* _What to produce_: All of the records below must be output exactly, with no pictures carried over.

[Source data]
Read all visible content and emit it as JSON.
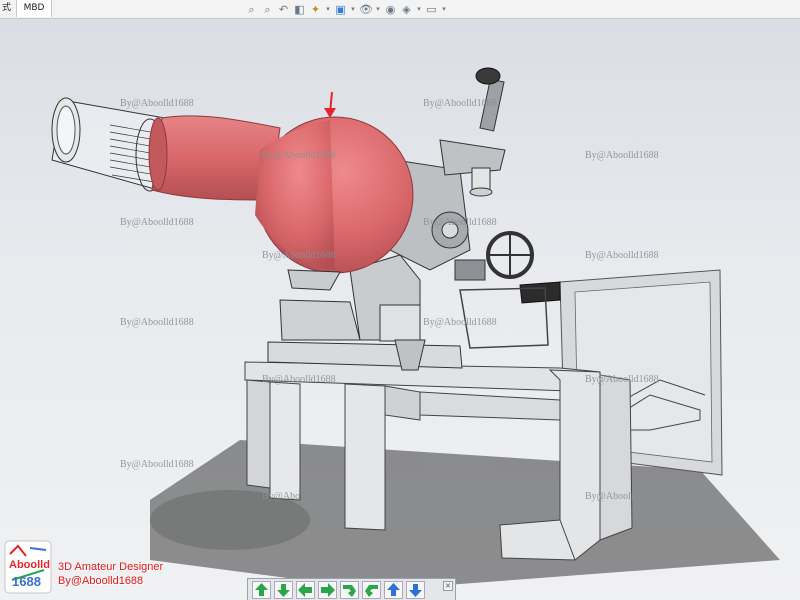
{
  "tabs": {
    "left_label": "式",
    "mbd_label": "MBD"
  },
  "hud_toolbar": {
    "icons": [
      "zoom-fit-icon",
      "zoom-area-icon",
      "previous-view-icon",
      "section-view-icon",
      "view-orientation-icon",
      "display-style-icon",
      "hide-show-icon",
      "edit-appearance-icon",
      "apply-scene-icon",
      "view-settings-icon"
    ]
  },
  "watermarks": [
    "By@Aboolld1688",
    "By@Aboolld1688",
    "By@Aboolld1688",
    "By@Aboolld1688",
    "By@Aboolld1688",
    "By@Aboolld1688",
    "By@Aboolld1688",
    "By@Aboolld1688",
    "By@Aboolld1688",
    "By@Aboolld1688",
    "By@Aboolld1688",
    "By@Aboolld1688",
    "By@Aboolld1688",
    "By@Aboolld1688",
    "By@Aboolld1688",
    "By@Aboolld1688",
    "By@Aboolld1688",
    "By@Aboolld1688"
  ],
  "logo": {
    "line1": "Aboolld",
    "line2": "1688"
  },
  "branding": {
    "line1": "3D Amateur Designer",
    "line2": "By@Aboolld1688"
  },
  "navigation": {
    "buttons": [
      "up-arrow-icon",
      "down-arrow-icon",
      "left-arrow-icon",
      "right-arrow-icon",
      "rotate-ccw-icon",
      "rotate-cw-icon",
      "previous-icon",
      "next-icon"
    ],
    "close_label": "×"
  },
  "colors": {
    "highlight_part": "#d9676a",
    "annotation_arrow": "#e8242b",
    "nav_green": "#2aa64a",
    "nav_blue": "#2e6fd8"
  }
}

* _Finished task_:
Read all visible content and emit it as JSON.
{
  "tabs": {
    "left_label": "式",
    "mbd_label": "MBD"
  },
  "hud_toolbar": {
    "icons": [
      "zoom-fit-icon",
      "zoom-area-icon",
      "previous-view-icon",
      "section-view-icon",
      "view-orientation-icon",
      "display-style-icon",
      "hide-show-icon",
      "edit-appearance-icon",
      "apply-scene-icon",
      "view-settings-icon"
    ]
  },
  "watermarks": [
    "By@Aboolld1688",
    "By@Aboolld1688",
    "By@Aboolld1688",
    "By@Aboolld1688",
    "By@Aboolld1688",
    "By@Aboolld1688",
    "By@Aboolld1688",
    "By@Aboolld1688",
    "By@Aboolld1688",
    "By@Aboolld1688",
    "By@Aboolld1688",
    "By@Aboolld1688",
    "By@Aboolld1688",
    "By@Aboolld1688",
    "By@Aboolld1688",
    "By@Aboolld1688",
    "By@Aboolld1688",
    "By@Aboolld1688"
  ],
  "logo": {
    "line1": "Aboolld",
    "line2": "1688"
  },
  "branding": {
    "line1": "3D Amateur Designer",
    "line2": "By@Aboolld1688"
  },
  "navigation": {
    "buttons": [
      "up-arrow-icon",
      "down-arrow-icon",
      "left-arrow-icon",
      "right-arrow-icon",
      "rotate-ccw-icon",
      "rotate-cw-icon",
      "previous-icon",
      "next-icon"
    ],
    "close_label": "×"
  },
  "colors": {
    "highlight_part": "#d9676a",
    "annotation_arrow": "#e8242b",
    "nav_green": "#2aa64a",
    "nav_blue": "#2e6fd8"
  }
}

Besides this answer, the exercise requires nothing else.